Exercise task
Using the records below, please work out how many lines contain "JSON"; answer with the number alone.

Records

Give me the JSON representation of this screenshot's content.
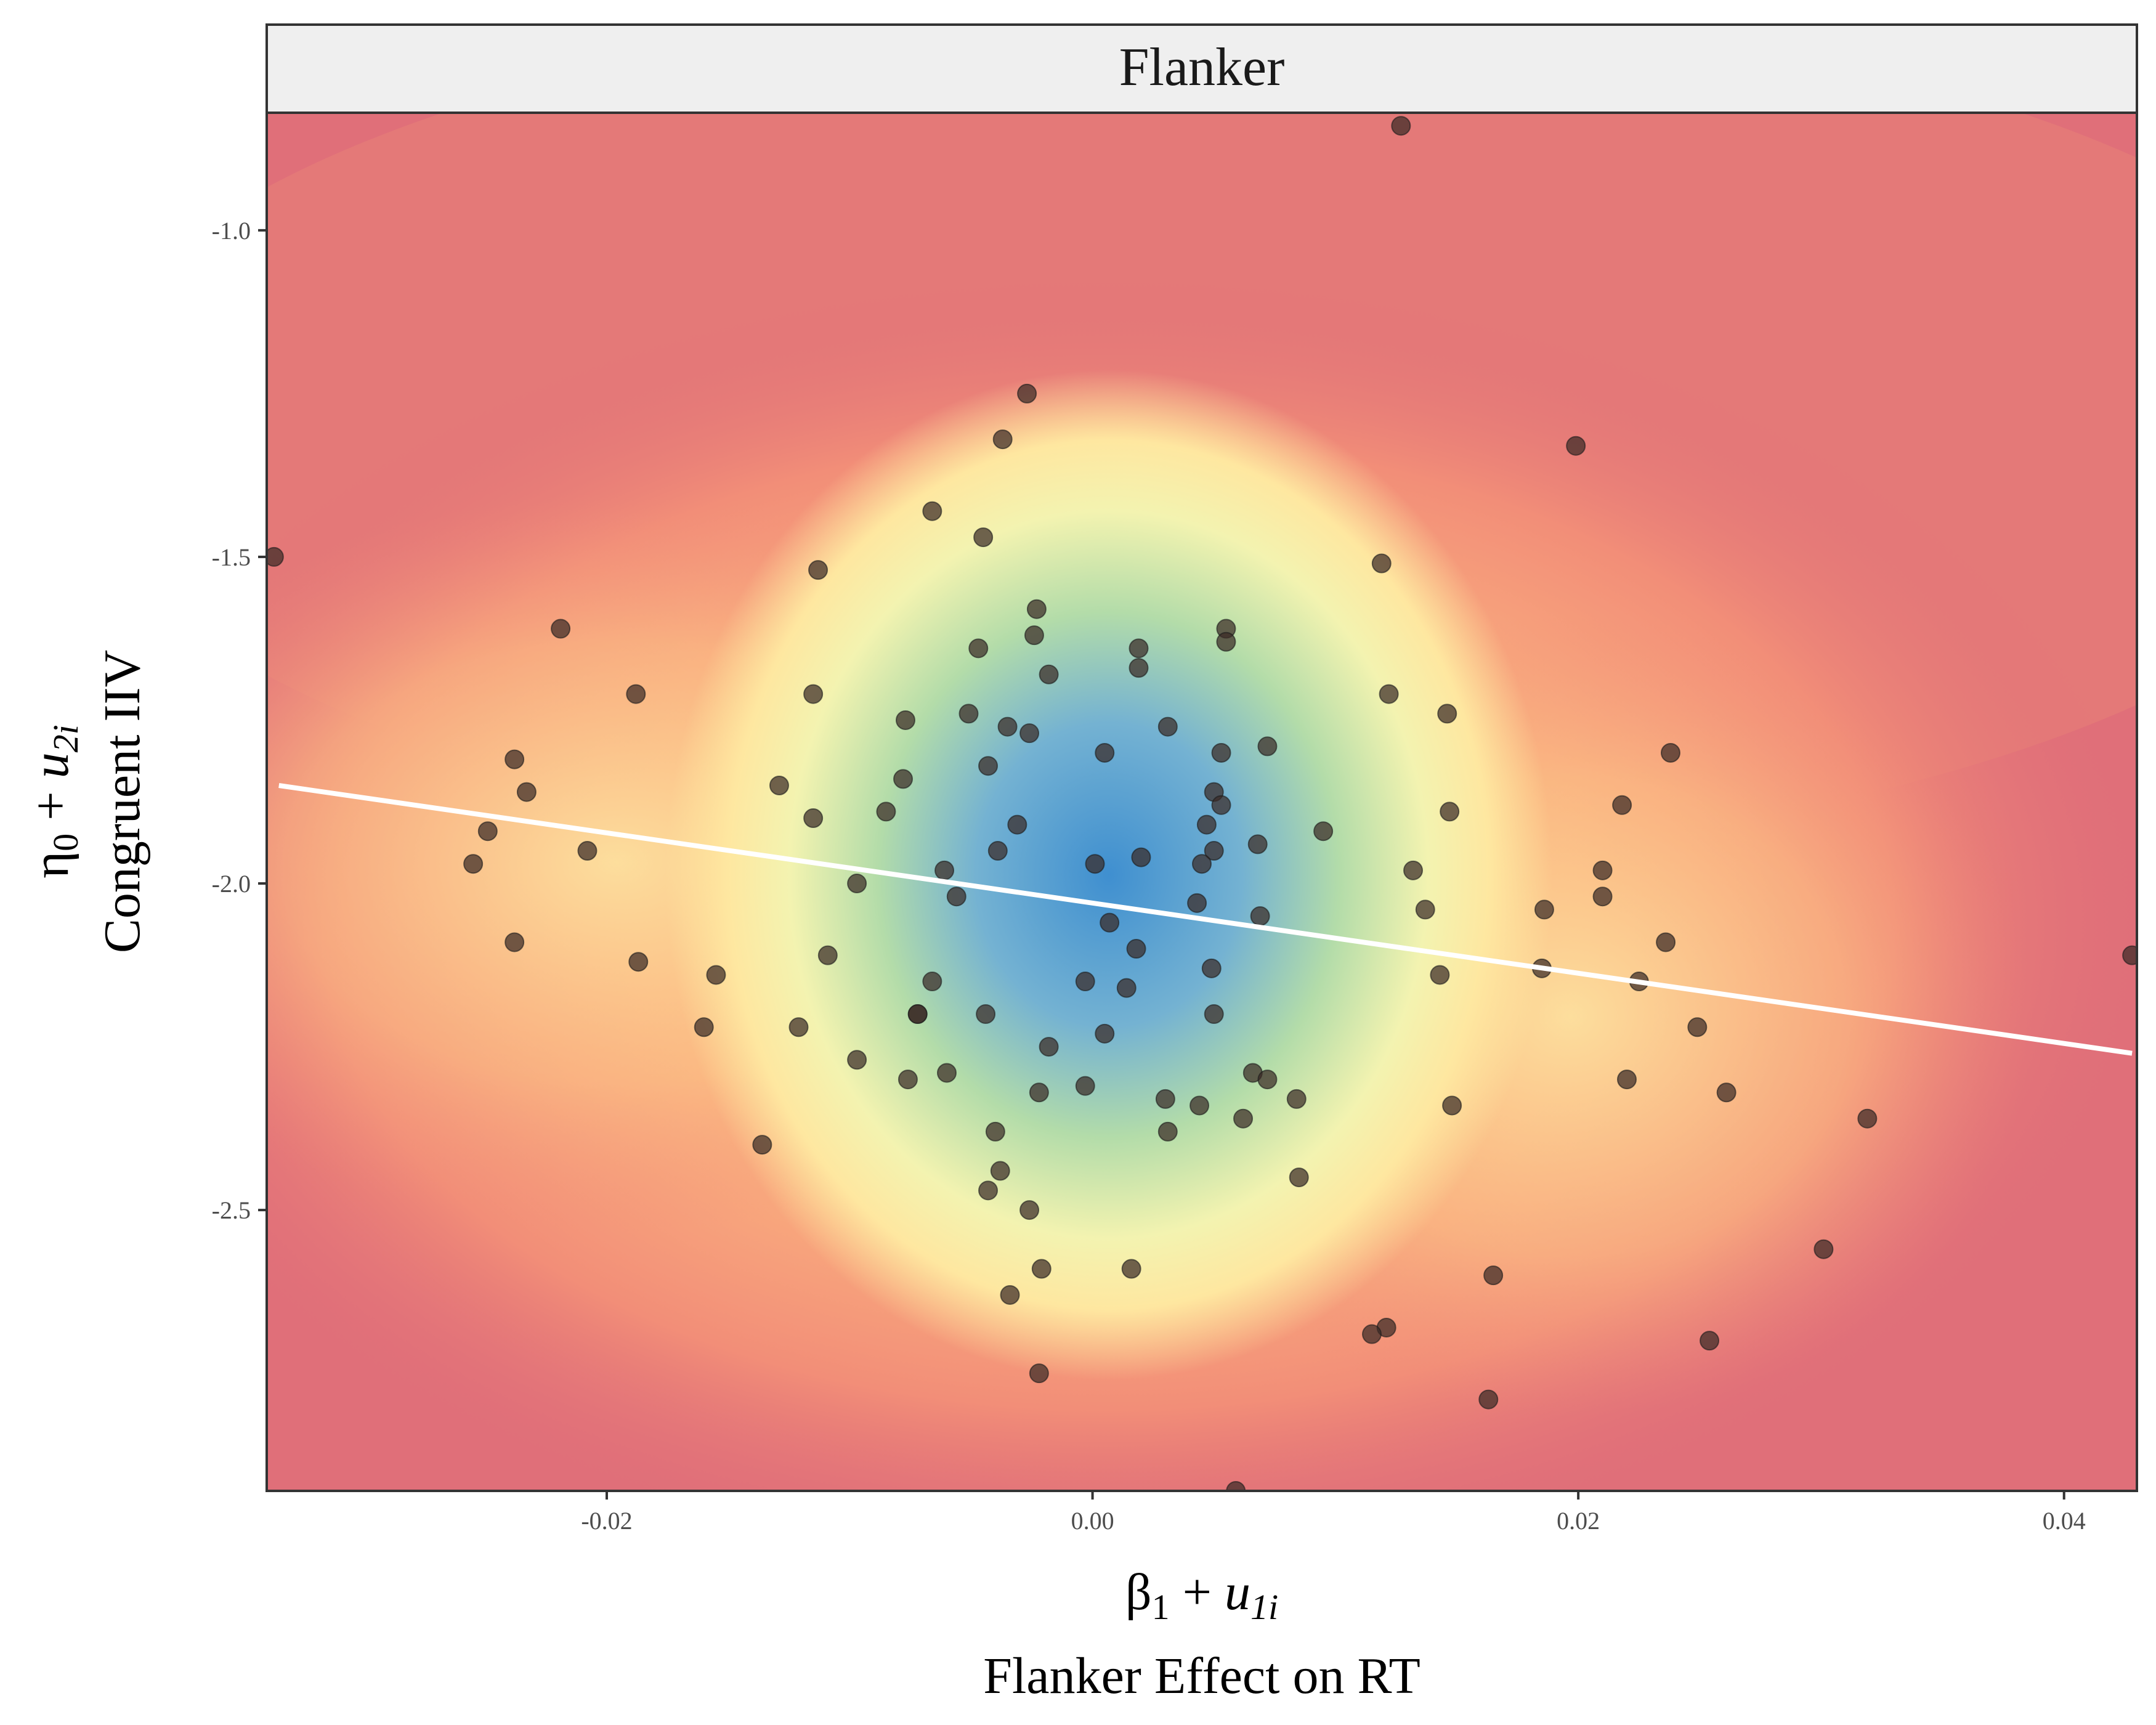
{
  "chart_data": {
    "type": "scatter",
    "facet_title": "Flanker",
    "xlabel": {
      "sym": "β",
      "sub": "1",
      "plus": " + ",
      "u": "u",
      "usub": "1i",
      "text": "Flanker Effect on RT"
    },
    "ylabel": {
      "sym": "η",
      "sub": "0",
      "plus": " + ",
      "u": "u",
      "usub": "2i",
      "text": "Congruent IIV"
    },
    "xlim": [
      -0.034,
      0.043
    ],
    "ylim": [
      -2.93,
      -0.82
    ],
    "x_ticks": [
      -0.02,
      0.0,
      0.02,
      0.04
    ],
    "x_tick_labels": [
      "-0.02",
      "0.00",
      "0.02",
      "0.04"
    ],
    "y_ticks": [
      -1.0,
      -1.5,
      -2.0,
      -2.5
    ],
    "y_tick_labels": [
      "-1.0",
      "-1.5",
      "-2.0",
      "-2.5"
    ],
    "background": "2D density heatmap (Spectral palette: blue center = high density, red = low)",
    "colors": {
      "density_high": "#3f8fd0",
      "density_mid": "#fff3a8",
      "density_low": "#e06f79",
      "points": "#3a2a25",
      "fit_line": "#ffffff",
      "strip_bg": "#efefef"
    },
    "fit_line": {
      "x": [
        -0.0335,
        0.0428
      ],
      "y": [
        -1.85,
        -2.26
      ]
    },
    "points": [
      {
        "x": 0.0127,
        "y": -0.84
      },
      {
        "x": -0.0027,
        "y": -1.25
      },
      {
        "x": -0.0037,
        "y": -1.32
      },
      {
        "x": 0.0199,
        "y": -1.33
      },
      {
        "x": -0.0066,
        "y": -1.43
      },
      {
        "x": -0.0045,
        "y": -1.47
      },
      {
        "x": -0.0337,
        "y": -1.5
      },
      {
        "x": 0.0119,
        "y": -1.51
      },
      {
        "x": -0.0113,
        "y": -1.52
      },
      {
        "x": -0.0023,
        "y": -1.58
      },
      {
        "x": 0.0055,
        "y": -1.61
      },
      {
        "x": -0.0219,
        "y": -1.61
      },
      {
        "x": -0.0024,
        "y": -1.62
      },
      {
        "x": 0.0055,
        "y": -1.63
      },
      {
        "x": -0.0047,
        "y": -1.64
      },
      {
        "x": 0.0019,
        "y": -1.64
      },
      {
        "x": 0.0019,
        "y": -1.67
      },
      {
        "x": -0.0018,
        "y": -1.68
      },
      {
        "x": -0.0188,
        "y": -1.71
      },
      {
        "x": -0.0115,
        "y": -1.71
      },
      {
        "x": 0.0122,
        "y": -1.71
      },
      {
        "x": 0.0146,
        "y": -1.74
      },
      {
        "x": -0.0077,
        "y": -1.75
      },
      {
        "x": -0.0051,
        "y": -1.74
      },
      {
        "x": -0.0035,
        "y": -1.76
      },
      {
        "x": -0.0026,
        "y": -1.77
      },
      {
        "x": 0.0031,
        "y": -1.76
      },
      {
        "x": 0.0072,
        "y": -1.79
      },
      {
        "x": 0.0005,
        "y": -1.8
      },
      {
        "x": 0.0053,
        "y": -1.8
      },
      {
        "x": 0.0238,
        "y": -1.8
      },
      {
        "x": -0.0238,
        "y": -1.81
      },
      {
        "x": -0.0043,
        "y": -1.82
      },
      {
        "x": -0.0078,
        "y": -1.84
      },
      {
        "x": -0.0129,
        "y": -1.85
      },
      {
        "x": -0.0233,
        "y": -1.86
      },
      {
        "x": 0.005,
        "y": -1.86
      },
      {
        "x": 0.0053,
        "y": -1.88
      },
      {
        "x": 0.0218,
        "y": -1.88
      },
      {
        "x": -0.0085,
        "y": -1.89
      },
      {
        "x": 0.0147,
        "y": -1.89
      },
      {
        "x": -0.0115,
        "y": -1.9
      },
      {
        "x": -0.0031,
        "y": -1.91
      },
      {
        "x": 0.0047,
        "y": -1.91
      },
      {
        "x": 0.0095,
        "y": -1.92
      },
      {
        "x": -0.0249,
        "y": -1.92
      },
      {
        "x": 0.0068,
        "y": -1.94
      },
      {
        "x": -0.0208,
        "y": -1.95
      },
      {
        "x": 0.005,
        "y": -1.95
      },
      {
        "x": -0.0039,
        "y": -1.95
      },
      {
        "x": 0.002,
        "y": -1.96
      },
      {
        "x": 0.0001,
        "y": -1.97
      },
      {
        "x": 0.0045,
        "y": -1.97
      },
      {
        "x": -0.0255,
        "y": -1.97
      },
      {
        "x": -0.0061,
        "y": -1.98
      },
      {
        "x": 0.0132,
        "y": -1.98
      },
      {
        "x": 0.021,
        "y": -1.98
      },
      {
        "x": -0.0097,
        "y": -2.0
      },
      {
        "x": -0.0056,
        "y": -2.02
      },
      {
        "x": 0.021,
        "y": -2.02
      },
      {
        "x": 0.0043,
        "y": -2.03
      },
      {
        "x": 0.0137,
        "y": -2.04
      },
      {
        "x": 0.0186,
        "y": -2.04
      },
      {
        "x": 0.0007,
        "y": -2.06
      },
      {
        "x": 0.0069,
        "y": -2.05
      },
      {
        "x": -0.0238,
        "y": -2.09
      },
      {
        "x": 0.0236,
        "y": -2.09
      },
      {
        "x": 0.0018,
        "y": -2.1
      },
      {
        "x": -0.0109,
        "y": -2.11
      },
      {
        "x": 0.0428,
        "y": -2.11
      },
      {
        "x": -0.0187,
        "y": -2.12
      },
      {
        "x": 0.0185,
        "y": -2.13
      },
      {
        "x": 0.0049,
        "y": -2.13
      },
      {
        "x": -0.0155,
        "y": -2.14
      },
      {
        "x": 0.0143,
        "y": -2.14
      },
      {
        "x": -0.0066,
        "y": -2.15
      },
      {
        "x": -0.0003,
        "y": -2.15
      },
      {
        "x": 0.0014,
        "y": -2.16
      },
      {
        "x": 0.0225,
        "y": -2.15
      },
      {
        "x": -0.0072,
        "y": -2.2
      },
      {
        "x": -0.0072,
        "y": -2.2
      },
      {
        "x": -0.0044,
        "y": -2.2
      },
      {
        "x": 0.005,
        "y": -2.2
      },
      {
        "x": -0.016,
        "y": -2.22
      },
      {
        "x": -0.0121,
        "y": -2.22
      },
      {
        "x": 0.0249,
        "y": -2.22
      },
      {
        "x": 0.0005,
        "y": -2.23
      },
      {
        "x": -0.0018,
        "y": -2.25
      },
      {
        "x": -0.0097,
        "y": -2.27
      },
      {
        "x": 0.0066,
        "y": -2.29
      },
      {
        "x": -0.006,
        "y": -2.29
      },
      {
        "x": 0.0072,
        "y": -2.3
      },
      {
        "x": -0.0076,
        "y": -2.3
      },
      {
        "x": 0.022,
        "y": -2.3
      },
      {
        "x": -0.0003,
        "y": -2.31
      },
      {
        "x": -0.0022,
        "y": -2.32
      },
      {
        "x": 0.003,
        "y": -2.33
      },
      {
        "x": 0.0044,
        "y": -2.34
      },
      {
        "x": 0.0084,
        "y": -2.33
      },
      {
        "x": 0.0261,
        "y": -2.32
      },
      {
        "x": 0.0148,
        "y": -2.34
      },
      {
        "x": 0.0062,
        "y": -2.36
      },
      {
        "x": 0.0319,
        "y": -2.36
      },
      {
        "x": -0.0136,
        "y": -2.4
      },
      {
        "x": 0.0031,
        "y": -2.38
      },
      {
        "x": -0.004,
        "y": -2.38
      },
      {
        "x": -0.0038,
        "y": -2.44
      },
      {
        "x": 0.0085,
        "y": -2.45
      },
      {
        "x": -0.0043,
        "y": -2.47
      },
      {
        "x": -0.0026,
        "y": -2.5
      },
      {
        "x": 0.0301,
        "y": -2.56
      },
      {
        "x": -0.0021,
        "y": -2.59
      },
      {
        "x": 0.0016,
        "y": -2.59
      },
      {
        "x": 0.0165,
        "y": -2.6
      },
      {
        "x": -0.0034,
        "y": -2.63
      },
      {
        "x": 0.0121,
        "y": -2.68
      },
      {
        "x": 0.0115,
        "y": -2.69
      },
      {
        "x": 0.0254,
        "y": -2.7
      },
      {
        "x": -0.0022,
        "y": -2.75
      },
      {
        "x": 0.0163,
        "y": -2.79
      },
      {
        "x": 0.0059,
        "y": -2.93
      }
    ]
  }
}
==
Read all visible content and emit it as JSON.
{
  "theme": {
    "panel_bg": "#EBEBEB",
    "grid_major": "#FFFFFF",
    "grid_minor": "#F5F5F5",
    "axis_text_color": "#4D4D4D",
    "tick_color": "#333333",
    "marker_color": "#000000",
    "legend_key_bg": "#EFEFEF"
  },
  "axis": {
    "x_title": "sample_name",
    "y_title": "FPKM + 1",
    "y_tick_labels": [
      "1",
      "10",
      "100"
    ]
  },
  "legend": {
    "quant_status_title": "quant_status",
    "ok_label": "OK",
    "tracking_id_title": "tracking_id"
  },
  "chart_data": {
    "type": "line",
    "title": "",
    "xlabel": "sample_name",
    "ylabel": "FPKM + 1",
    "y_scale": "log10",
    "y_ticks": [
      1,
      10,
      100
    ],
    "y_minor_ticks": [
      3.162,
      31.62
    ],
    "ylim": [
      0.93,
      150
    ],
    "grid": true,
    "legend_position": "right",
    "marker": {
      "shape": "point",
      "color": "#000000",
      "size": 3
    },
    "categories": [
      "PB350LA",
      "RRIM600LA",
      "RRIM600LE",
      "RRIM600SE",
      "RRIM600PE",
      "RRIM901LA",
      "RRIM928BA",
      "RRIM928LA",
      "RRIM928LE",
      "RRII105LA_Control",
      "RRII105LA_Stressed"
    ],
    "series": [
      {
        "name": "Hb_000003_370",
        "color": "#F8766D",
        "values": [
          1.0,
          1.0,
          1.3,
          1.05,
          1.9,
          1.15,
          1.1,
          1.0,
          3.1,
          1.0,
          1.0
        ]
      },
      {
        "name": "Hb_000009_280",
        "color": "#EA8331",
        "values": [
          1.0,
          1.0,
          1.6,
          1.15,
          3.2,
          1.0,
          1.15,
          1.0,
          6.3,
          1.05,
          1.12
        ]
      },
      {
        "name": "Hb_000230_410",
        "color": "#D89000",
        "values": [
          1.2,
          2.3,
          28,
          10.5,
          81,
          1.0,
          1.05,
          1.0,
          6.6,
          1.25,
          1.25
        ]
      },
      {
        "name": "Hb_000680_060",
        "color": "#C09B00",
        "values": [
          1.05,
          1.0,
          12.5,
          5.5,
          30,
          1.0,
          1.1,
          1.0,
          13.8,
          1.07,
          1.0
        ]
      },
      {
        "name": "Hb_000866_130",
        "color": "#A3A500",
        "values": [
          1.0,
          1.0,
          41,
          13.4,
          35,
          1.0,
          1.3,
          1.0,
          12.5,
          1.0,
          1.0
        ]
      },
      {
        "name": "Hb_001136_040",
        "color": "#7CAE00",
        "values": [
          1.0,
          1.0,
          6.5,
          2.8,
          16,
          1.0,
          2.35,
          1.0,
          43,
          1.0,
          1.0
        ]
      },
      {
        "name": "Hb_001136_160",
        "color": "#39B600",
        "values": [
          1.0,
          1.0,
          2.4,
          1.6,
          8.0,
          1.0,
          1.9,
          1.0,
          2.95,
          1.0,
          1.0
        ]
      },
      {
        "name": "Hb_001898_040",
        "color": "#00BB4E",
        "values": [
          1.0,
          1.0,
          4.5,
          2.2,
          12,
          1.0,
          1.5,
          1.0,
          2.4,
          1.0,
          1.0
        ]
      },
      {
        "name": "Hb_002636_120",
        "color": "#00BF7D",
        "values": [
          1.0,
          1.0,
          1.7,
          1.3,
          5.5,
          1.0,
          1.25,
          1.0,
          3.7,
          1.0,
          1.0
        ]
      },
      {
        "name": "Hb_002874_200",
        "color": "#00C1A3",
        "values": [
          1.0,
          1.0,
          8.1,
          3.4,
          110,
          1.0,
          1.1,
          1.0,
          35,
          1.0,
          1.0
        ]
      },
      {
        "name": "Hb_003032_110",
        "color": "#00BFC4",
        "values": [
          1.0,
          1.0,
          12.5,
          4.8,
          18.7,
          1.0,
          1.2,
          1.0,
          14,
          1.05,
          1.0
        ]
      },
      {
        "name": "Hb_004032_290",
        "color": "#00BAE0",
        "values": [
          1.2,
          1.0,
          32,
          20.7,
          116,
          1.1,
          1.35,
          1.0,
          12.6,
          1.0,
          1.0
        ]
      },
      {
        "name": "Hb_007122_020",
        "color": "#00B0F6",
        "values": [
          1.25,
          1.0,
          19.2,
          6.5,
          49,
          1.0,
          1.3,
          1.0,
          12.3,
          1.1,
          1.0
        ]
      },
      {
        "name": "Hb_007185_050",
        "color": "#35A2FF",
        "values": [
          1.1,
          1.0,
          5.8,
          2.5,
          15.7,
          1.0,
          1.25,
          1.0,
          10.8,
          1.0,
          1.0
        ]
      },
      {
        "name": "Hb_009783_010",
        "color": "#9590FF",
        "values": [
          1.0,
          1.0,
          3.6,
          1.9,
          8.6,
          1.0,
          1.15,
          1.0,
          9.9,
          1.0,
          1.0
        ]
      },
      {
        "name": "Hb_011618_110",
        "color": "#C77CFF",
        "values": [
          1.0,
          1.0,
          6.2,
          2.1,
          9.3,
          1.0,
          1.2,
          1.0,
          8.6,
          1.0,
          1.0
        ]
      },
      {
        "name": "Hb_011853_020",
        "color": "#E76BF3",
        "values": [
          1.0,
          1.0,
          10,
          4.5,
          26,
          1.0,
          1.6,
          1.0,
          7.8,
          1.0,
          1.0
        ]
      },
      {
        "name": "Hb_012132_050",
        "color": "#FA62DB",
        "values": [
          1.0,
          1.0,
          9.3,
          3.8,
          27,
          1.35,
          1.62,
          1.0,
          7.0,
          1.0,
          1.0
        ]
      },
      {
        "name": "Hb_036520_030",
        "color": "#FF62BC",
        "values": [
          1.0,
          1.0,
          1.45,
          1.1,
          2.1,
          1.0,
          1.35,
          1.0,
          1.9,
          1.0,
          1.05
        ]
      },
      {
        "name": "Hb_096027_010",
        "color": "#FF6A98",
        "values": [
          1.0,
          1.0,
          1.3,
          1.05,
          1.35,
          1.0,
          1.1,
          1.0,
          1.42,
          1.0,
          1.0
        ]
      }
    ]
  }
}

Exercise response
2